Layout records
** START **

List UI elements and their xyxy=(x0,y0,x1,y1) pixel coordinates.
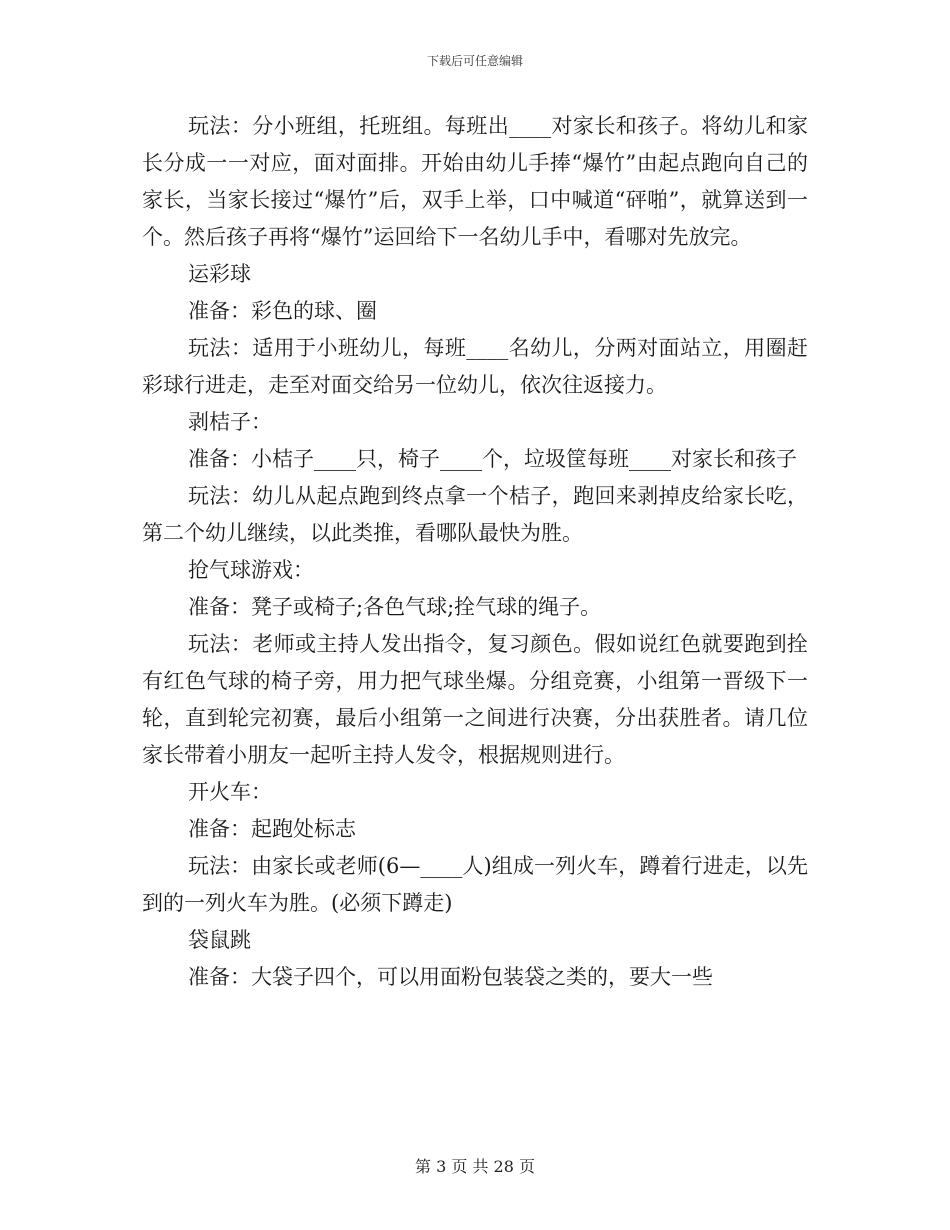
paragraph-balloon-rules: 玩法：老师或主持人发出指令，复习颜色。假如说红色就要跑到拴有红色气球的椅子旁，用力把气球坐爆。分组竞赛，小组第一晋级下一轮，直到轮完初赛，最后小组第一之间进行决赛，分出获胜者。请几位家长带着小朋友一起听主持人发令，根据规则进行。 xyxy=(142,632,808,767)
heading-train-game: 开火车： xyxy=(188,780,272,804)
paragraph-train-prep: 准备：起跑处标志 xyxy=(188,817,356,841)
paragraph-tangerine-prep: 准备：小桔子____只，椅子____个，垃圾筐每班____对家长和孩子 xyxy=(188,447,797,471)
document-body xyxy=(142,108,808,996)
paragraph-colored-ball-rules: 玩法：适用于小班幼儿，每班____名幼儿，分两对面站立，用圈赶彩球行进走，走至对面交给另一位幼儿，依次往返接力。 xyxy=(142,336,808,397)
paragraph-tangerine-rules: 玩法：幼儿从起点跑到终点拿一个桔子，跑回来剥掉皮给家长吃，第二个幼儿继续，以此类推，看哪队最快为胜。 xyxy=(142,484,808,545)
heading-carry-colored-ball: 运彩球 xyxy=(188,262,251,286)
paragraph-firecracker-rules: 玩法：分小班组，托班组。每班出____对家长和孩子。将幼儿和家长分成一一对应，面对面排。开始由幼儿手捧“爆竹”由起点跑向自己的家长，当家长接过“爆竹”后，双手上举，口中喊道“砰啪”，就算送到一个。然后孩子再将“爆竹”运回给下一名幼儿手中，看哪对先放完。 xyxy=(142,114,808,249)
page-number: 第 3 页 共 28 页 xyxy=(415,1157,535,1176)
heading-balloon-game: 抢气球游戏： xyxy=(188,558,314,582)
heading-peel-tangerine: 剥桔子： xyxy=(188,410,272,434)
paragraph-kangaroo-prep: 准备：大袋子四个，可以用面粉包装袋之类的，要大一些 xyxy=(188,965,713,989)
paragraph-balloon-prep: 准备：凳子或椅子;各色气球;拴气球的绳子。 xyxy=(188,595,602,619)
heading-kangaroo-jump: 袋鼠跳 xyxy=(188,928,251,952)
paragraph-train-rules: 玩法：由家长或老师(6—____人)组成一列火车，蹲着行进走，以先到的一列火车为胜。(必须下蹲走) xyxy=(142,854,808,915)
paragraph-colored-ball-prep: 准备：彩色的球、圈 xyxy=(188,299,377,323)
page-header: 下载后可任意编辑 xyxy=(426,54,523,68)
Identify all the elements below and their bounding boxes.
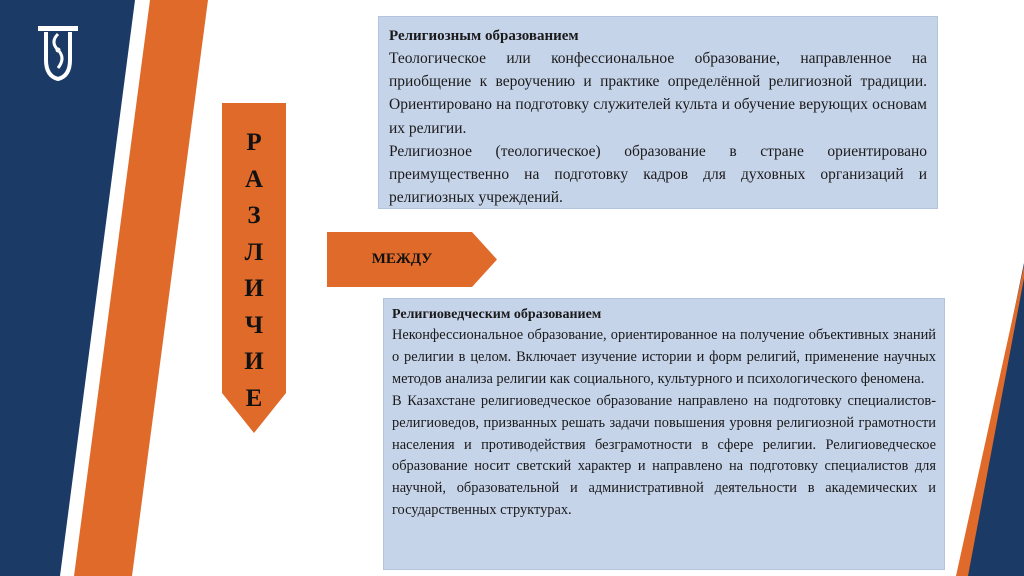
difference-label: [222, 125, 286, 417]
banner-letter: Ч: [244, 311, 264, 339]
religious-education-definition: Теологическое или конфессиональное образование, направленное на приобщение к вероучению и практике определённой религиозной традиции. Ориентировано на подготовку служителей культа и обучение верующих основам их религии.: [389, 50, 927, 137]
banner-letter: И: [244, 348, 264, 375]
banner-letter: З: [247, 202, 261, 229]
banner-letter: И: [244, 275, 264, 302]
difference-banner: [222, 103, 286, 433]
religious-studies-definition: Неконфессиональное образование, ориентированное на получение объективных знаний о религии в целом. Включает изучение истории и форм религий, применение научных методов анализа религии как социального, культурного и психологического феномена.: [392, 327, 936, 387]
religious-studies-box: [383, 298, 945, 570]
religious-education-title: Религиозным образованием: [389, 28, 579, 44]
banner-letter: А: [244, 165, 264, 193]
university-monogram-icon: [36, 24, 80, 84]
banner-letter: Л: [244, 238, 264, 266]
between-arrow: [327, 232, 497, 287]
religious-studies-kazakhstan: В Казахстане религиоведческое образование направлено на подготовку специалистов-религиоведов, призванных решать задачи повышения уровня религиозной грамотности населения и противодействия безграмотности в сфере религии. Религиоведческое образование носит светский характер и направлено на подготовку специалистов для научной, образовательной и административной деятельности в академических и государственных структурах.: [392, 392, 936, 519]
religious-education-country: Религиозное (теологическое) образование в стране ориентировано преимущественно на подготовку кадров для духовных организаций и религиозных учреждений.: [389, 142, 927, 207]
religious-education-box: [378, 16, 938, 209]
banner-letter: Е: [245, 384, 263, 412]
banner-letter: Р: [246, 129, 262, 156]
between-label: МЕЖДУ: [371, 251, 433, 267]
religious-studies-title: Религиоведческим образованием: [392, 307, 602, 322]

** END **
** START **

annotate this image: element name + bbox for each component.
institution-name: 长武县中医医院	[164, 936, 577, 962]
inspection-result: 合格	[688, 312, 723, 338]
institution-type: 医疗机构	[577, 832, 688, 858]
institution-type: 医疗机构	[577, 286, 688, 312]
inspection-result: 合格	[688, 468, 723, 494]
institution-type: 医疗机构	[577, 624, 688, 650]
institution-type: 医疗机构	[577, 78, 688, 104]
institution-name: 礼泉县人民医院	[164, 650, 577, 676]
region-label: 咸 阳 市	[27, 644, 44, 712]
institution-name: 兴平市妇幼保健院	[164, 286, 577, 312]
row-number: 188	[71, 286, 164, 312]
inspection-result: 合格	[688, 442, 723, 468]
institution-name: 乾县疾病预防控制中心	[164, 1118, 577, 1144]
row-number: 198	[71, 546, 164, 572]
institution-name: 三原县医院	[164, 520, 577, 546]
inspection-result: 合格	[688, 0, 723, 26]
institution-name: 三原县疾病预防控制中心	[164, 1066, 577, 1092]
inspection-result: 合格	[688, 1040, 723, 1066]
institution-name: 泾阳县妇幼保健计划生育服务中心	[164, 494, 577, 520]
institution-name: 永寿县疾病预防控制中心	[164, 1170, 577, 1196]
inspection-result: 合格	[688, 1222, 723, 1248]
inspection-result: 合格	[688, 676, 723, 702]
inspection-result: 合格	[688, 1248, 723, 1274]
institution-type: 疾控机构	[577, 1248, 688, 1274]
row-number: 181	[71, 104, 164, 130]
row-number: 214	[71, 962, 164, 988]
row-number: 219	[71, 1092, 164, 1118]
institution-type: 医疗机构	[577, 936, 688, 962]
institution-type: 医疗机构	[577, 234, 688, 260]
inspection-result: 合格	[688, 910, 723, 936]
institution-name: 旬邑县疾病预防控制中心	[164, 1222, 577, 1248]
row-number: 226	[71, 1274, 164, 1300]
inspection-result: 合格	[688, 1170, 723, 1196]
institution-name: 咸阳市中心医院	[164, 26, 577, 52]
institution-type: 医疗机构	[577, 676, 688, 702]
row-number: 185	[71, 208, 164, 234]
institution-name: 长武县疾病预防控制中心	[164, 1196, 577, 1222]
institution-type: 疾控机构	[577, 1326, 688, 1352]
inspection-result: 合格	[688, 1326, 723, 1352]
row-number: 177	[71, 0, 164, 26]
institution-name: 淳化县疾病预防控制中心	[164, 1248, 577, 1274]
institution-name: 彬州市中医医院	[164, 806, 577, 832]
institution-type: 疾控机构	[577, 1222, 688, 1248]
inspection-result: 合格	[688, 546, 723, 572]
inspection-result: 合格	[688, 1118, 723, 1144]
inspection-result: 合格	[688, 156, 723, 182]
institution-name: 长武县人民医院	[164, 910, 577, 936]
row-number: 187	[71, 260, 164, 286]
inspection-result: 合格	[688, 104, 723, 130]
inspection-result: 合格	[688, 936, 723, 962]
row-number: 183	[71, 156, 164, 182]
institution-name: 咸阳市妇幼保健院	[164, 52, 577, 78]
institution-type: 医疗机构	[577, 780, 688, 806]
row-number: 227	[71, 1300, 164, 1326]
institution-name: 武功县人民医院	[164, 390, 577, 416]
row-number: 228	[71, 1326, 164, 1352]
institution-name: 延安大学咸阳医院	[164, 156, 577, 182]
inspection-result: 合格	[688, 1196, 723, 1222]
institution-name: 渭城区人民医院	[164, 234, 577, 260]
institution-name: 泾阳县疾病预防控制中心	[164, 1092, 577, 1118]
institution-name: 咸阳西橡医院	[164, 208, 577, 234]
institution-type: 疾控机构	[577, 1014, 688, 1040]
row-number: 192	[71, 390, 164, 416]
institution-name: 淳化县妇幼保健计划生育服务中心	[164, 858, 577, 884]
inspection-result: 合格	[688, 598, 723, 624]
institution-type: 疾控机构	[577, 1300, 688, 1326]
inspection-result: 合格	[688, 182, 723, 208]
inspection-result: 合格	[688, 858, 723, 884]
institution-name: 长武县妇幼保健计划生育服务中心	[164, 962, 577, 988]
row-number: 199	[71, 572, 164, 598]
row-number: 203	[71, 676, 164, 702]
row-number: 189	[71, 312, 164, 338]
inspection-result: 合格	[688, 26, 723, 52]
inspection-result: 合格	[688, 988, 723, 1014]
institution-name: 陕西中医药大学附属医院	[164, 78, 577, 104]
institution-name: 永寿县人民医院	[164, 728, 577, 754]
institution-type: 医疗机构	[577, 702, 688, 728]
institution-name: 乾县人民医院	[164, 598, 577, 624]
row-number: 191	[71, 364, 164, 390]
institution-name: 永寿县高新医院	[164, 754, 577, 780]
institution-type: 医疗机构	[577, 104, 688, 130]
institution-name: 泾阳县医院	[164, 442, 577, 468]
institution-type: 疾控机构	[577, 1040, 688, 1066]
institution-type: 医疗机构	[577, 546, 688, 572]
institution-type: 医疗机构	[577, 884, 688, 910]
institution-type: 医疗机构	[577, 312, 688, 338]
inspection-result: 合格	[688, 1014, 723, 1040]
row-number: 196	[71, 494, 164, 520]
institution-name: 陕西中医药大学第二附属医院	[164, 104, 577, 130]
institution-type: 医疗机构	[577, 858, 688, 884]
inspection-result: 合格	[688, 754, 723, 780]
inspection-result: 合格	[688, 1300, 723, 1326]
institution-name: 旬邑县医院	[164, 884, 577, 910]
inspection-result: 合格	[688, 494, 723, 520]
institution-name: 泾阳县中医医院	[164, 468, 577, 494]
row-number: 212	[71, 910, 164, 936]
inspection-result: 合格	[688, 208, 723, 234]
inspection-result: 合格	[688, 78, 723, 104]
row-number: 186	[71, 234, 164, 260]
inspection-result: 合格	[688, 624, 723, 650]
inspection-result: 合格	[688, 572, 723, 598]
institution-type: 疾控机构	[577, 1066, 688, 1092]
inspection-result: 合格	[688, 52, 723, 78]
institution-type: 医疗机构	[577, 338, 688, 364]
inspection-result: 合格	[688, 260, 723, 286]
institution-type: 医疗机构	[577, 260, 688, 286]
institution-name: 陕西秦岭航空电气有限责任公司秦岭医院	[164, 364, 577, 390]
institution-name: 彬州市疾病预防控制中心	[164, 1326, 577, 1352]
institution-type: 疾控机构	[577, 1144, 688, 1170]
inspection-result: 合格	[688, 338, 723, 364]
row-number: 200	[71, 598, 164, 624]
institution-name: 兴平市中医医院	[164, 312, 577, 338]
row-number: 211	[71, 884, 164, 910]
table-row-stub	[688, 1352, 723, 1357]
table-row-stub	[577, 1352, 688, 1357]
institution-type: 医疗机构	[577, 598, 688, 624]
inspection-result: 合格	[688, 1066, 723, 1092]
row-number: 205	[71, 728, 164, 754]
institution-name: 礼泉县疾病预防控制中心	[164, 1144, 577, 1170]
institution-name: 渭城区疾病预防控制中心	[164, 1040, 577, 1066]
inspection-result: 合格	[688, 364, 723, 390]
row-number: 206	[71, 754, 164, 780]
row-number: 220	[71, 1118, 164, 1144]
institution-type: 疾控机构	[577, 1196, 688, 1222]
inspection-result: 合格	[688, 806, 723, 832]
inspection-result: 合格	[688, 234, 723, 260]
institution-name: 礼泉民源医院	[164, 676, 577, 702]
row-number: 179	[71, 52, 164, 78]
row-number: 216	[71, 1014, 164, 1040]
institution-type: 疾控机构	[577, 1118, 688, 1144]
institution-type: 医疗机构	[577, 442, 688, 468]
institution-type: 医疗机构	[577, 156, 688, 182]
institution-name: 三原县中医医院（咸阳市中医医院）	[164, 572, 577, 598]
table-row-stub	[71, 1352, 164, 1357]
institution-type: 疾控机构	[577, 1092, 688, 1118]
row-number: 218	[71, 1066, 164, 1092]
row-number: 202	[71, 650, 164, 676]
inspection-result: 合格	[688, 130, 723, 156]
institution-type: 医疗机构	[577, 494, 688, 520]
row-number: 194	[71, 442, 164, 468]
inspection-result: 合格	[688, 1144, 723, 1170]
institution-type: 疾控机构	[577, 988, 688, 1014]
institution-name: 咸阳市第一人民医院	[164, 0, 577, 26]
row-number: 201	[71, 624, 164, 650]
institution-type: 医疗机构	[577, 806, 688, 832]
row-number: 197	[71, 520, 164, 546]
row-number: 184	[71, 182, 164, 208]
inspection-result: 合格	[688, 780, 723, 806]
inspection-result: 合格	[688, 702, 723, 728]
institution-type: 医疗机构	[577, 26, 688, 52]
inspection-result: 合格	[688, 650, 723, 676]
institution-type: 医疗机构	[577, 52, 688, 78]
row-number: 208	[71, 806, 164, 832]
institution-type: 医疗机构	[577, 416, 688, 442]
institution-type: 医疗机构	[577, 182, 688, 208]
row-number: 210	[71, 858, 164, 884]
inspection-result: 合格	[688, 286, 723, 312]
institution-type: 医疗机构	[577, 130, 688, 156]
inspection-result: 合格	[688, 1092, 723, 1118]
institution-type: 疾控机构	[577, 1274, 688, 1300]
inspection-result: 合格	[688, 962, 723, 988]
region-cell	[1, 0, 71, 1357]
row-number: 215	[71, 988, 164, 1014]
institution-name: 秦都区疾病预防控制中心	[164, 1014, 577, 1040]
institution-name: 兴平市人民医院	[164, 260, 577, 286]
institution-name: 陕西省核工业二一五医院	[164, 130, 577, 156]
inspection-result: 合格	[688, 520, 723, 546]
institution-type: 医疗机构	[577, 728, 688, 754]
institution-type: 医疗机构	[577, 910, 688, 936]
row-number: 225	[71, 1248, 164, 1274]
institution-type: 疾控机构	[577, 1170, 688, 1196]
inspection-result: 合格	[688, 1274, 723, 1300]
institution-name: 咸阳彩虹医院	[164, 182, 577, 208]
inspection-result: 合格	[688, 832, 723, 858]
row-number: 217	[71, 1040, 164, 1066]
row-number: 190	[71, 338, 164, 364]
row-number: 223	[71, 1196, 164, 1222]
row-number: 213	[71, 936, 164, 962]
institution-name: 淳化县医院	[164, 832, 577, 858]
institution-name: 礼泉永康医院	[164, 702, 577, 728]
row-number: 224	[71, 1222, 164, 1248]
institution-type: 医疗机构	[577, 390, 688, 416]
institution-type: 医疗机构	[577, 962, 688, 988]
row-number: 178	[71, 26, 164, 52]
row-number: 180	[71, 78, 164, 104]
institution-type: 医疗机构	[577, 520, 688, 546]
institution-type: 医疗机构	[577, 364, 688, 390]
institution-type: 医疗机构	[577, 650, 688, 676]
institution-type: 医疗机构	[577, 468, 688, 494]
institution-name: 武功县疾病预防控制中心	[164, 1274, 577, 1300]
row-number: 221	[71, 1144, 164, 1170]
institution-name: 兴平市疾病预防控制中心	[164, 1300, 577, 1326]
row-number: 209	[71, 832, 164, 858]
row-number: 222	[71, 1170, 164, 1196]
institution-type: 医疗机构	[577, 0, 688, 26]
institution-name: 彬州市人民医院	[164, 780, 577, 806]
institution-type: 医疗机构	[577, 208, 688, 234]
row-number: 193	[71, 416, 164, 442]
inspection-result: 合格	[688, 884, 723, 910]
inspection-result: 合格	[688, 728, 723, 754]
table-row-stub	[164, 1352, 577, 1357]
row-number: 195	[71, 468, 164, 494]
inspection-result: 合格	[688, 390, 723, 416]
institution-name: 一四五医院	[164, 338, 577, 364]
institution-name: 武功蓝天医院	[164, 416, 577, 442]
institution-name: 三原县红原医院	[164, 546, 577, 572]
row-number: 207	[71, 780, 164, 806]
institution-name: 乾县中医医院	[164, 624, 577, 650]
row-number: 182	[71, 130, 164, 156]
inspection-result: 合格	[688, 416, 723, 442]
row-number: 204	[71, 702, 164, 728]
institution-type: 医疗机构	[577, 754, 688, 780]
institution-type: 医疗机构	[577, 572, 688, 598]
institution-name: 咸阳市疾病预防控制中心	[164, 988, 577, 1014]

** END **

Given task: Rewrite the rows from the one containing "difference-label: [222, 125, 286, 417]" through the one containing "banner-letter: И: [244, 275, 264, 302]", inclusive, swapping "banner-letter" for "banner-glyph" and changing nothing else.

Exercise solution:
difference-label: [222, 125, 286, 417]
banner-glyph: Ч: [244, 311, 264, 339]
religious-education-definition: Теологическое или конфессиональное образование, направленное на приобщение к вероучению и практике определённой религиозной традиции. Ориентировано на подготовку служителей культа и обучение верующих основам их религии.: [389, 50, 927, 137]
banner-glyph: И: [244, 348, 264, 375]
banner-glyph: З: [247, 202, 261, 229]
banner-glyph: И: [244, 275, 264, 302]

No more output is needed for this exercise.